(Saved data entries)
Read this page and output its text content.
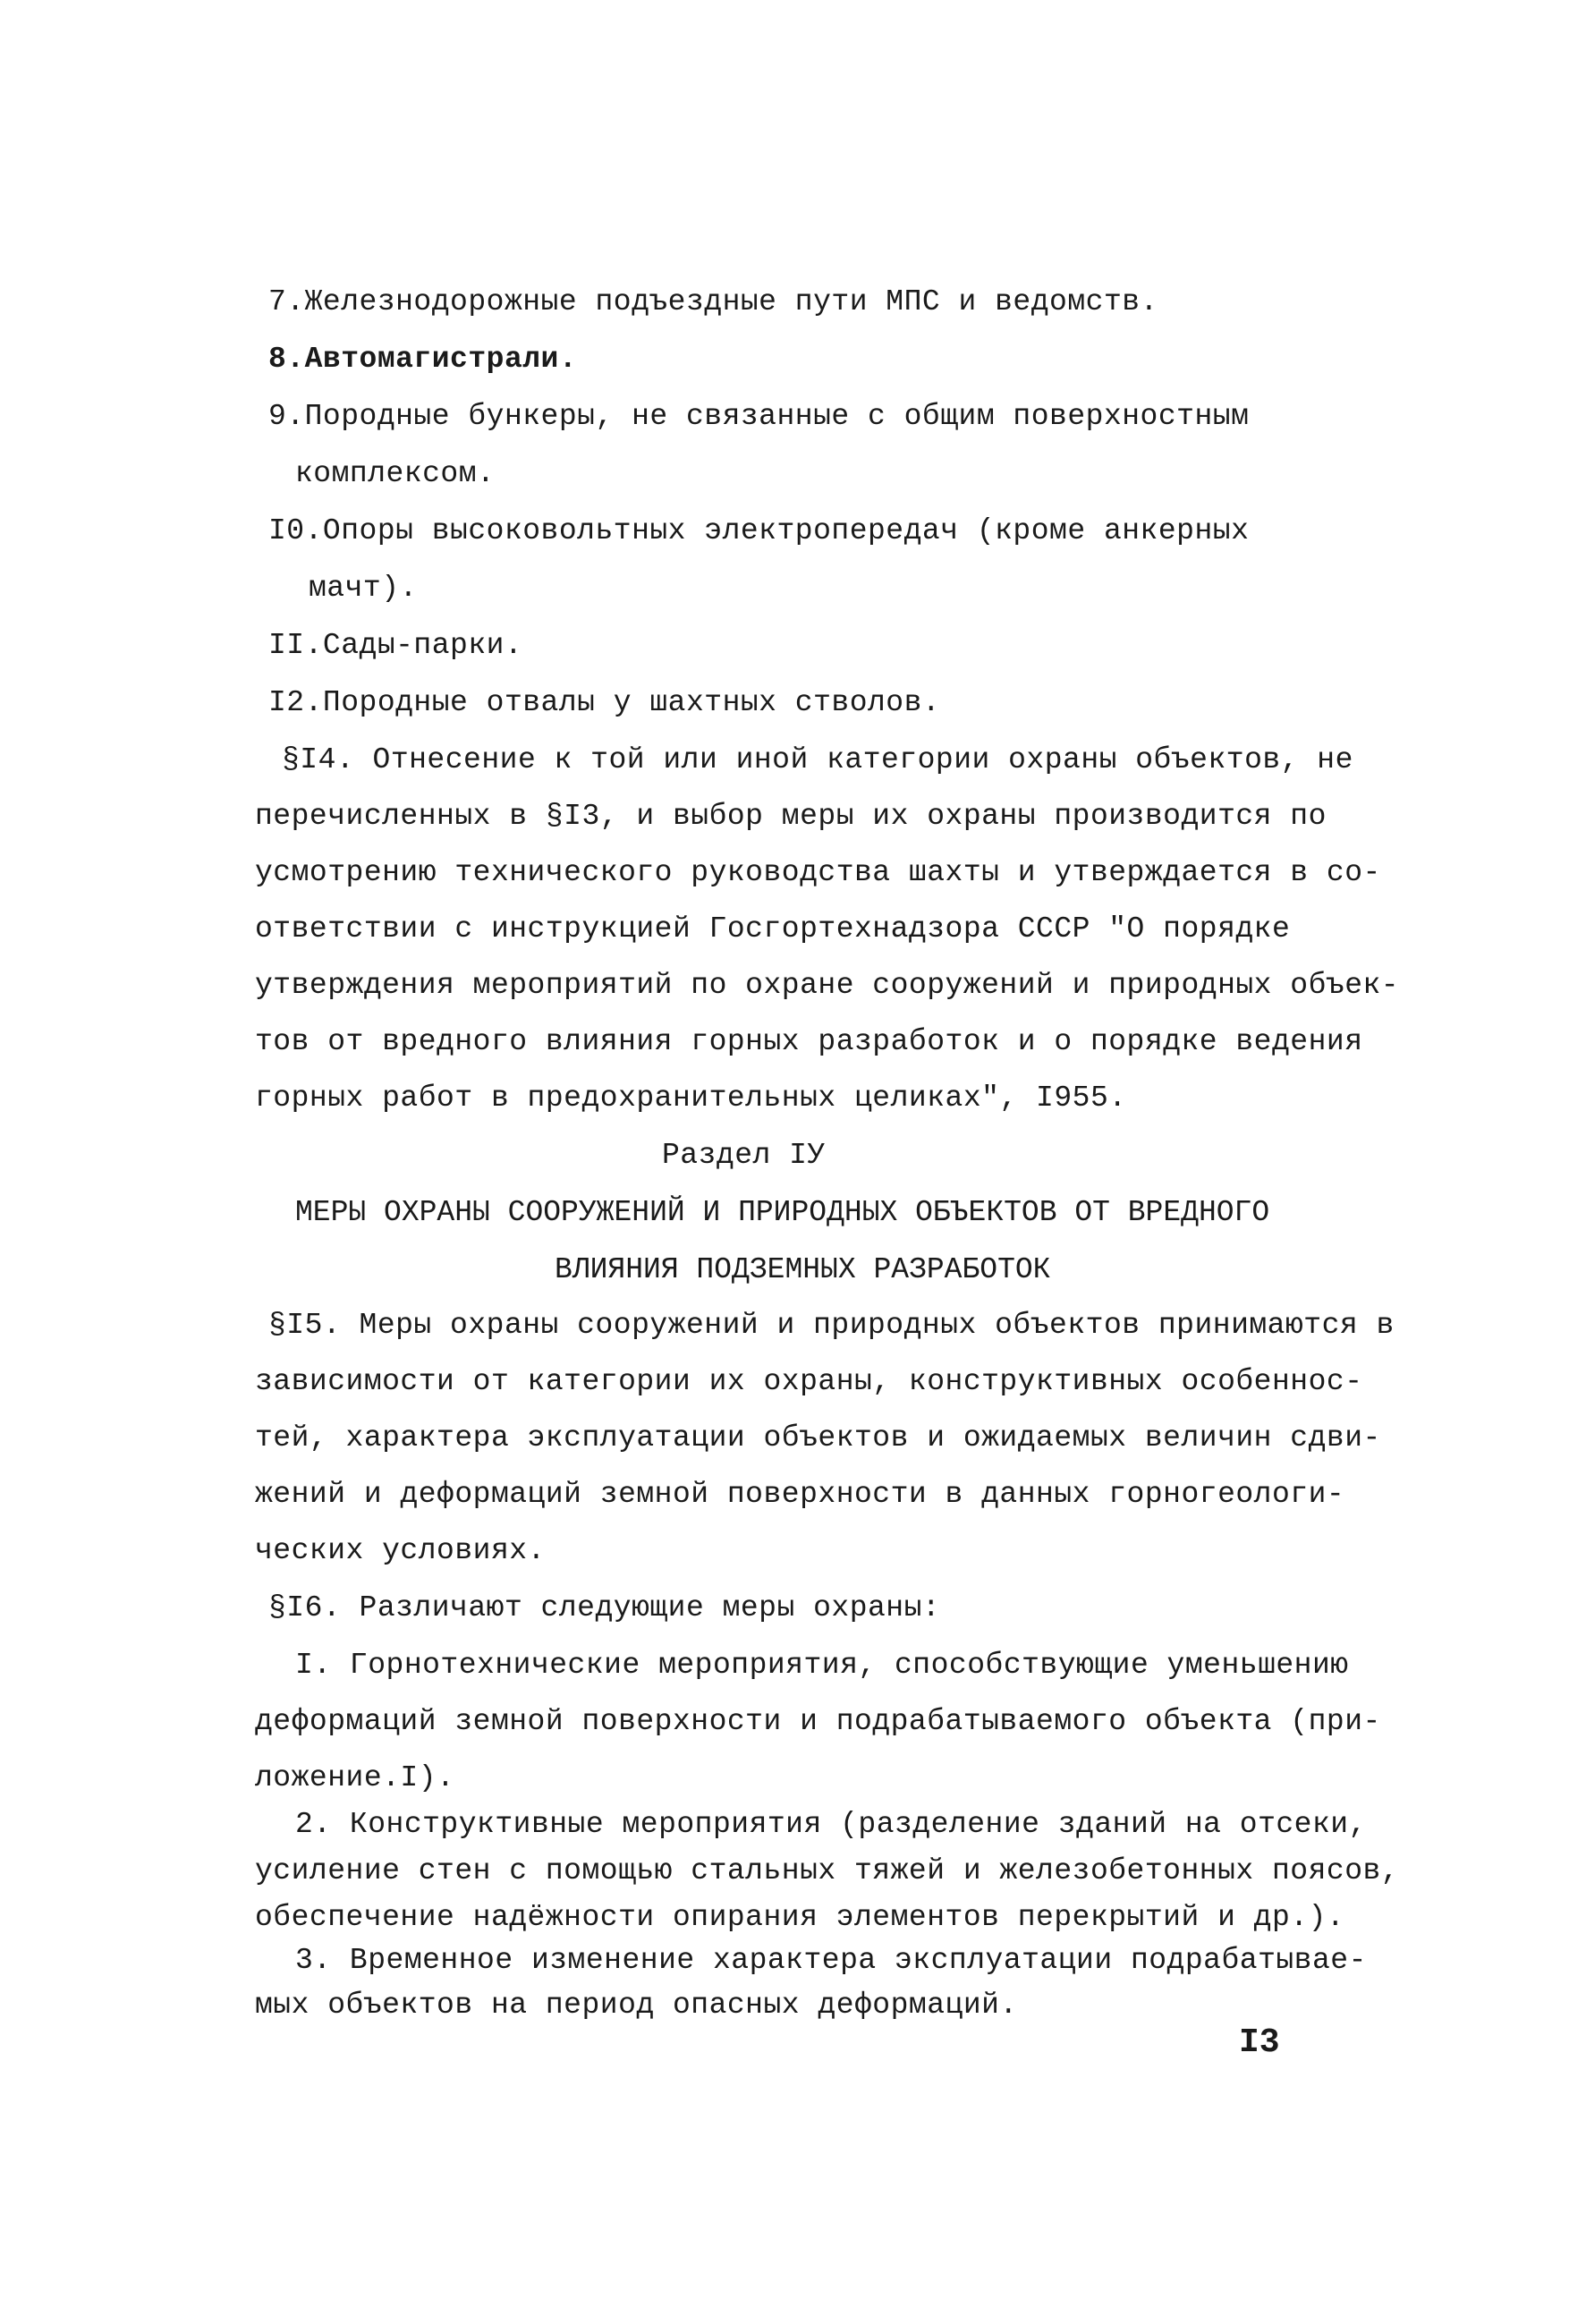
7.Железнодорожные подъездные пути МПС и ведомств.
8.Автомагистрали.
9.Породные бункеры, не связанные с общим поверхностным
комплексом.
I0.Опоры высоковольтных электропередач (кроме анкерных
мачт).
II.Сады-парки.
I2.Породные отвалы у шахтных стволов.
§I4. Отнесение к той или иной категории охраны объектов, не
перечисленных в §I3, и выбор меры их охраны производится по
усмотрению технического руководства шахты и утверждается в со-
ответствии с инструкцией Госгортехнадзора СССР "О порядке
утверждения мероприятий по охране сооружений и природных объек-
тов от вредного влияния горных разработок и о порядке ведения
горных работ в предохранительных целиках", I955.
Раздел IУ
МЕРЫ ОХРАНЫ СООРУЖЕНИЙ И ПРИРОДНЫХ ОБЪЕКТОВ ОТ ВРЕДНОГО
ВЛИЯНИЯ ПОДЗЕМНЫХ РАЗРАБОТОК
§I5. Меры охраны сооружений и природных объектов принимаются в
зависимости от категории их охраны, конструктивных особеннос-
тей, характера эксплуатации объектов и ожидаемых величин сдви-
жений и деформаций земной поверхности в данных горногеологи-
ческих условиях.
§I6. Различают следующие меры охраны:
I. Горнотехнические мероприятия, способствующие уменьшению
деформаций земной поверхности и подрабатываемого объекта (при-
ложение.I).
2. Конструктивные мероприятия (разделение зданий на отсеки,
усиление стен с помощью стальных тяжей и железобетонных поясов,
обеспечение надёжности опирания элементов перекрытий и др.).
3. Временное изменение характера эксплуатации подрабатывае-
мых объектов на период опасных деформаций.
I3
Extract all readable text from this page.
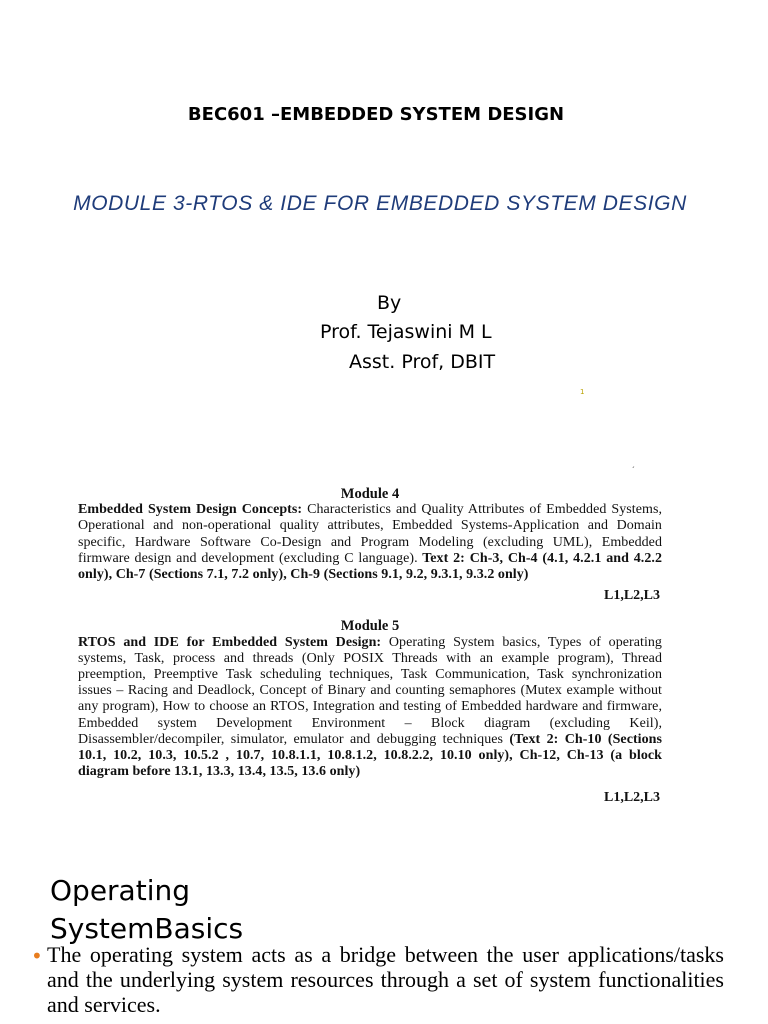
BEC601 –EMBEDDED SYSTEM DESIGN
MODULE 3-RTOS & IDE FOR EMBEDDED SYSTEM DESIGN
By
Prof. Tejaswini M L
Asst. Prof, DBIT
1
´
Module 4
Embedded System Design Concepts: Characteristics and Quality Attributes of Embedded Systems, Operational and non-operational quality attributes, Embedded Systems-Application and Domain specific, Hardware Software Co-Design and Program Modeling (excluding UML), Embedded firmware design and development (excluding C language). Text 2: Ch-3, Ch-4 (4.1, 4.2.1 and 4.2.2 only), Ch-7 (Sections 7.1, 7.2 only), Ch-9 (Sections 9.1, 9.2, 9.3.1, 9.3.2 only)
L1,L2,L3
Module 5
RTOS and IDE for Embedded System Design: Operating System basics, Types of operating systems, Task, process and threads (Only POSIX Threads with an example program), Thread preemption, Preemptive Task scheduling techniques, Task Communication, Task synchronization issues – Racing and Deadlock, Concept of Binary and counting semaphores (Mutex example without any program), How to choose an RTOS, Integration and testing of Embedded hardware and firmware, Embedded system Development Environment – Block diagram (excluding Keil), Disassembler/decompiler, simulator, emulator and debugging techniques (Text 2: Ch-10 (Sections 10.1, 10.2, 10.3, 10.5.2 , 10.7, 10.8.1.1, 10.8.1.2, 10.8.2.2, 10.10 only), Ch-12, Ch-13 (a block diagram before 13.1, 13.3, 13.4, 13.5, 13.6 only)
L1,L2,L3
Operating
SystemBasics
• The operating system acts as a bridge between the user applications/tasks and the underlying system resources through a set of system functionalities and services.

◆ WORK TO DO: Find the word "эксплуатации" in the entries, and copy every line it shows up in.

◆ ANSWER TO THIS EXERCISE:
тей, характера эксплуатации объектов и ожидаемых величин сдви-
3. Временное изменение характера эксплуатации подрабатывае-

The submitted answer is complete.